• [Problem to solve]:
Find each line with "this" and copy it.

(begin)

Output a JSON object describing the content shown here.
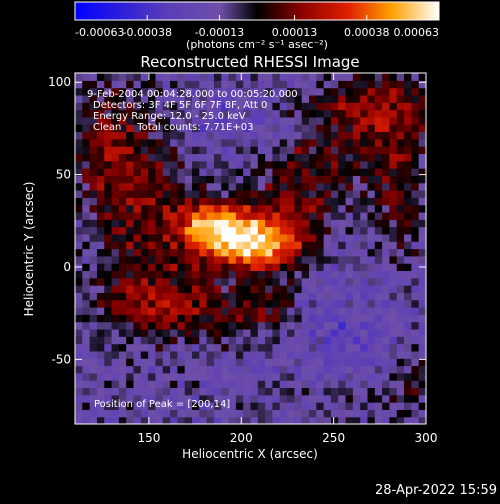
{
  "chart_data": {
    "type": "heatmap",
    "title": "Reconstructed RHESSI Image",
    "xlabel": "Heliocentric X (arcsec)",
    "ylabel": "Heliocentric Y (arcsec)",
    "xlim": [
      110,
      300
    ],
    "ylim": [
      -85,
      105
    ],
    "x_ticks": [
      150,
      200,
      250,
      300
    ],
    "y_ticks": [
      -50,
      0,
      50,
      100
    ],
    "x_tick_labels": [
      "150",
      "200",
      "250",
      "300"
    ],
    "y_tick_labels": [
      "-50",
      "0",
      "50",
      "100"
    ],
    "colorbar": {
      "range": [
        -0.00063,
        0.00063
      ],
      "ticks": [
        -0.00063,
        -0.00038,
        -0.00013,
        0.00013,
        0.00038,
        0.00063
      ],
      "tick_labels": [
        "-0.00063",
        "-0.00038",
        "-0.00013",
        "0.00013",
        "0.00038",
        "0.00063"
      ],
      "unit_label": "(photons cm⁻² s⁻¹ asec⁻²)"
    },
    "info_lines": [
      "9-Feb-2004 00:04:28.000 to 00:05:20.000",
      "Detectors: 3F 4F 5F 6F 7F 8F, Att 0",
      "Energy Range: 12.0 - 25.0 keV",
      "Clean     Total counts: 7.71E+03"
    ],
    "peak_label": "Position of Peak = [200,14]",
    "peak": {
      "x": 200,
      "y": 14
    },
    "sources": [
      {
        "x": 200,
        "y": 16,
        "sx": 14,
        "sy": 11,
        "amp": 0.00063
      },
      {
        "x": 180,
        "y": 22,
        "sx": 12,
        "sy": 10,
        "amp": 0.00042
      },
      {
        "x": 220,
        "y": 10,
        "sx": 14,
        "sy": 10,
        "amp": 0.00032
      },
      {
        "x": 150,
        "y": 25,
        "sx": 20,
        "sy": 35,
        "amp": 0.00022
      },
      {
        "x": 130,
        "y": 65,
        "sx": 14,
        "sy": 24,
        "amp": 0.00024
      },
      {
        "x": 270,
        "y": 85,
        "sx": 22,
        "sy": 14,
        "amp": 0.0003
      },
      {
        "x": 285,
        "y": 45,
        "sx": 10,
        "sy": 30,
        "amp": 0.00022
      },
      {
        "x": 240,
        "y": 55,
        "sx": 22,
        "sy": 14,
        "amp": 0.00018
      },
      {
        "x": 160,
        "y": -20,
        "sx": 26,
        "sy": 12,
        "amp": 0.00024
      },
      {
        "x": 210,
        "y": -25,
        "sx": 14,
        "sy": 10,
        "amp": 0.0002
      },
      {
        "x": 230,
        "y": 30,
        "sx": 16,
        "sy": 12,
        "amp": 0.00018
      },
      {
        "x": 255,
        "y": -70,
        "sx": 20,
        "sy": 10,
        "amp": 0.00012
      },
      {
        "x": 290,
        "y": -60,
        "sx": 10,
        "sy": 14,
        "amp": 0.00015
      },
      {
        "x": 260,
        "y": -40,
        "sx": 25,
        "sy": 25,
        "amp": -0.00012
      },
      {
        "x": 195,
        "y": 80,
        "sx": 18,
        "sy": 10,
        "amp": -0.0001
      }
    ]
  },
  "footer": {
    "timestamp": "28-Apr-2022 15:59"
  }
}
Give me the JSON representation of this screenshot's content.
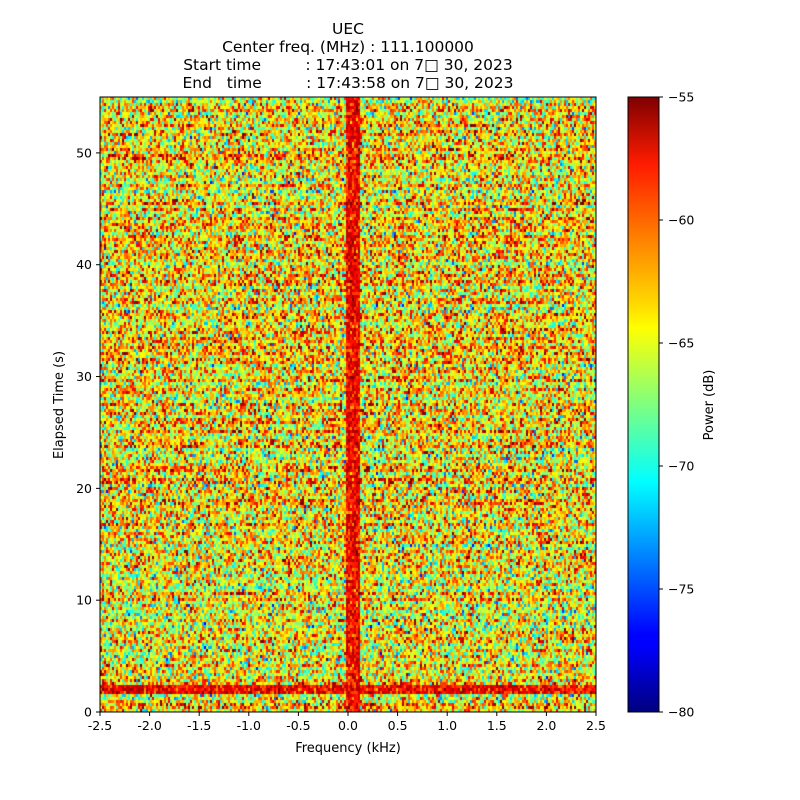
{
  "chart_data": {
    "type": "heatmap",
    "title_lines": [
      "UEC",
      "Center freq. (MHz) : 111.100000",
      "Start time         : 17:43:01 on 7□ 30, 2023",
      "End   time         : 17:43:58 on 7□ 30, 2023"
    ],
    "xlabel": "Frequency (kHz)",
    "ylabel": "Elapsed Time (s)",
    "xlim": [
      -2.5,
      2.5
    ],
    "ylim": [
      0,
      55
    ],
    "x_ticks": [
      -2.5,
      -2.0,
      -1.5,
      -1.0,
      -0.5,
      0.0,
      0.5,
      1.0,
      1.5,
      2.0,
      2.5
    ],
    "x_tick_labels": [
      "-2.5",
      "-2.0",
      "-1.5",
      "-1.0",
      "-0.5",
      "0.0",
      "0.5",
      "1.0",
      "1.5",
      "2.0",
      "2.5"
    ],
    "y_ticks": [
      0,
      10,
      20,
      30,
      40,
      50
    ],
    "y_tick_labels": [
      "0",
      "10",
      "20",
      "30",
      "40",
      "50"
    ],
    "colorbar": {
      "label": "Power (dB)",
      "range": [
        -80,
        -55
      ],
      "ticks": [
        -80,
        -75,
        -70,
        -65,
        -60,
        -55
      ],
      "tick_labels": [
        "−80",
        "−75",
        "−70",
        "−65",
        "−60",
        "−55"
      ],
      "colormap": "jet"
    },
    "features": [
      {
        "kind": "signal-band",
        "x_range": [
          -0.02,
          0.12
        ],
        "y_range": [
          0,
          55
        ],
        "level_db": -56
      },
      {
        "kind": "horizontal-burst",
        "x_range": [
          -2.5,
          2.5
        ],
        "y_range": [
          1.6,
          2.4
        ],
        "level_db": -56
      }
    ],
    "background_level_db": -64
  }
}
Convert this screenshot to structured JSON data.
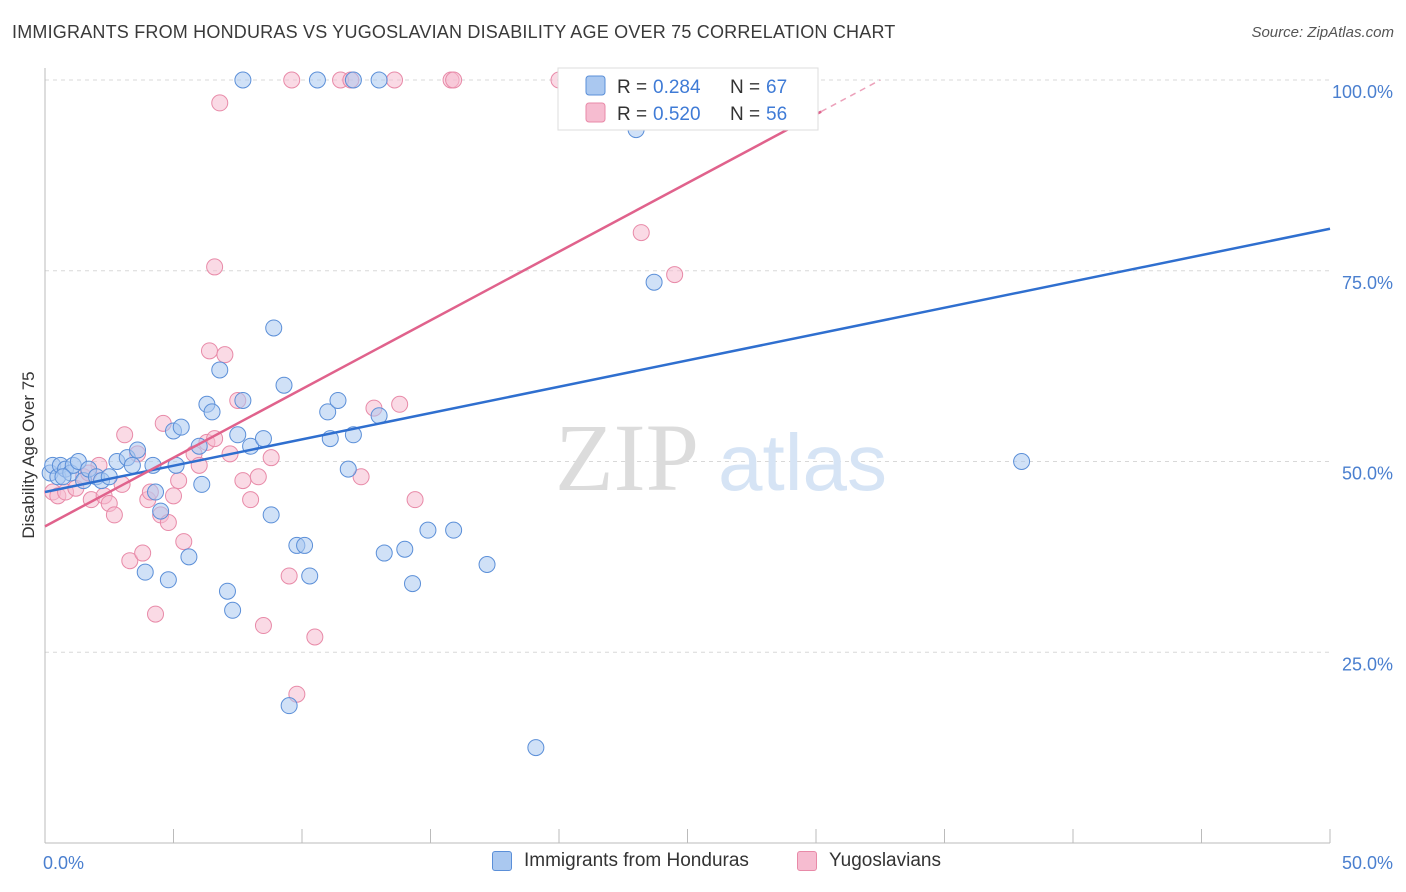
{
  "header": {
    "title": "IMMIGRANTS FROM HONDURAS VS YUGOSLAVIAN DISABILITY AGE OVER 75 CORRELATION CHART",
    "source": "Source: ZipAtlas.com"
  },
  "watermark": {
    "part1": "ZIP",
    "part2": "atlas"
  },
  "colors": {
    "blue_fill": "#aac8f0",
    "blue_stroke": "#5b8fd8",
    "blue_line": "#2f6fcf",
    "pink_fill": "#f6bcd0",
    "pink_stroke": "#e88aa8",
    "pink_line": "#e0628c",
    "axis_label": "#4a7fcf",
    "grid": "#d8d8d8"
  },
  "legend_top": {
    "rows": [
      {
        "r_label": "R =",
        "r_value": "0.284",
        "n_label": "N =",
        "n_value": "67"
      },
      {
        "r_label": "R =",
        "r_value": "0.520",
        "n_label": "N =",
        "n_value": "56"
      }
    ]
  },
  "legend_bottom": {
    "items": [
      "Immigrants from Honduras",
      "Yugoslavians"
    ]
  },
  "chart_data": {
    "type": "scatter",
    "ylabel": "Disability Age Over 75",
    "xlim": [
      0,
      50
    ],
    "ylim": [
      0,
      102
    ],
    "x_tick_labels": {
      "left": "0.0%",
      "right": "50.0%"
    },
    "y_ticks": [
      {
        "value": 100,
        "label": "100.0%"
      },
      {
        "value": 75,
        "label": "75.0%"
      },
      {
        "value": 50,
        "label": "50.0%"
      },
      {
        "value": 25,
        "label": "25.0%"
      }
    ],
    "series": [
      {
        "name": "Immigrants from Honduras",
        "color": "blue",
        "trend": {
          "x1": 0,
          "y1": 46,
          "x2": 50,
          "y2": 80.5,
          "dashed_from": null
        },
        "points": [
          [
            0.2,
            48.5
          ],
          [
            0.3,
            49.5
          ],
          [
            0.5,
            48
          ],
          [
            0.6,
            49.5
          ],
          [
            0.8,
            49
          ],
          [
            1.0,
            48.5
          ],
          [
            1.1,
            49.5
          ],
          [
            1.3,
            50
          ],
          [
            1.5,
            47.5
          ],
          [
            1.7,
            49
          ],
          [
            2.0,
            48
          ],
          [
            2.2,
            47.5
          ],
          [
            2.5,
            48
          ],
          [
            2.8,
            50
          ],
          [
            3.2,
            50.5
          ],
          [
            3.4,
            49.5
          ],
          [
            3.6,
            51.5
          ],
          [
            3.9,
            35.5
          ],
          [
            4.2,
            49.5
          ],
          [
            4.3,
            46
          ],
          [
            4.5,
            43.5
          ],
          [
            4.8,
            34.5
          ],
          [
            5.0,
            54
          ],
          [
            5.1,
            49.5
          ],
          [
            5.3,
            54.5
          ],
          [
            5.6,
            37.5
          ],
          [
            6.0,
            52
          ],
          [
            6.1,
            47
          ],
          [
            6.3,
            57.5
          ],
          [
            6.5,
            56.5
          ],
          [
            6.8,
            62
          ],
          [
            7.1,
            33
          ],
          [
            7.3,
            30.5
          ],
          [
            7.5,
            53.5
          ],
          [
            7.7,
            58
          ],
          [
            8.0,
            52
          ],
          [
            8.5,
            53
          ],
          [
            8.8,
            43
          ],
          [
            8.9,
            67.5
          ],
          [
            9.3,
            60
          ],
          [
            9.5,
            18
          ],
          [
            9.8,
            39
          ],
          [
            10.1,
            39
          ],
          [
            10.3,
            35
          ],
          [
            11.0,
            56.5
          ],
          [
            11.1,
            53
          ],
          [
            11.4,
            58
          ],
          [
            11.8,
            49
          ],
          [
            12.0,
            53.5
          ],
          [
            13.0,
            56
          ],
          [
            13.2,
            38
          ],
          [
            14.0,
            38.5
          ],
          [
            14.3,
            34
          ],
          [
            14.9,
            41
          ],
          [
            15.9,
            41
          ],
          [
            17.2,
            36.5
          ],
          [
            19.1,
            12.5
          ],
          [
            23.7,
            73.5
          ],
          [
            23.0,
            93.5
          ],
          [
            38.0,
            50
          ],
          [
            7.7,
            100
          ],
          [
            10.6,
            100
          ],
          [
            12.0,
            100
          ],
          [
            13.0,
            100
          ],
          [
            22.5,
            100
          ],
          [
            23.3,
            99.5
          ],
          [
            0.7,
            48
          ]
        ]
      },
      {
        "name": "Yugoslavians",
        "color": "pink",
        "trend": {
          "x1": 0,
          "y1": 41.5,
          "x2": 32.5,
          "y2": 100,
          "dashed_from": 30.2
        },
        "points": [
          [
            0.3,
            46
          ],
          [
            0.5,
            45.5
          ],
          [
            0.8,
            46
          ],
          [
            1.2,
            46.5
          ],
          [
            1.5,
            48
          ],
          [
            1.8,
            45
          ],
          [
            2.1,
            49.5
          ],
          [
            2.3,
            45.5
          ],
          [
            2.5,
            44.5
          ],
          [
            2.7,
            43
          ],
          [
            3.0,
            47
          ],
          [
            3.1,
            53.5
          ],
          [
            3.3,
            37
          ],
          [
            3.6,
            51
          ],
          [
            3.8,
            38
          ],
          [
            4.0,
            45
          ],
          [
            4.1,
            46
          ],
          [
            4.3,
            30
          ],
          [
            4.5,
            43
          ],
          [
            4.6,
            55
          ],
          [
            4.8,
            42
          ],
          [
            5.0,
            45.5
          ],
          [
            5.2,
            47.5
          ],
          [
            5.4,
            39.5
          ],
          [
            5.8,
            51
          ],
          [
            6.0,
            49.5
          ],
          [
            6.3,
            52.5
          ],
          [
            6.4,
            64.5
          ],
          [
            6.6,
            53
          ],
          [
            6.6,
            75.5
          ],
          [
            6.8,
            97
          ],
          [
            7.0,
            64
          ],
          [
            7.2,
            51
          ],
          [
            7.5,
            58
          ],
          [
            7.7,
            47.5
          ],
          [
            8.0,
            45
          ],
          [
            8.3,
            48
          ],
          [
            8.5,
            28.5
          ],
          [
            8.8,
            50.5
          ],
          [
            9.5,
            35
          ],
          [
            10.5,
            27
          ],
          [
            12.3,
            48
          ],
          [
            12.8,
            57
          ],
          [
            13.8,
            57.5
          ],
          [
            14.4,
            45
          ],
          [
            15.8,
            100
          ],
          [
            23.2,
            80
          ],
          [
            24.5,
            74.5
          ],
          [
            9.6,
            100
          ],
          [
            11.5,
            100
          ],
          [
            11.9,
            100
          ],
          [
            13.6,
            100
          ],
          [
            15.9,
            100
          ],
          [
            20.0,
            100
          ],
          [
            9.8,
            19.5
          ],
          [
            1.7,
            48.5
          ]
        ]
      }
    ]
  }
}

(end)

• [Exercise result]:
Give me the JSON representation of this screenshot's content.
Convert this screenshot to structured JSON data.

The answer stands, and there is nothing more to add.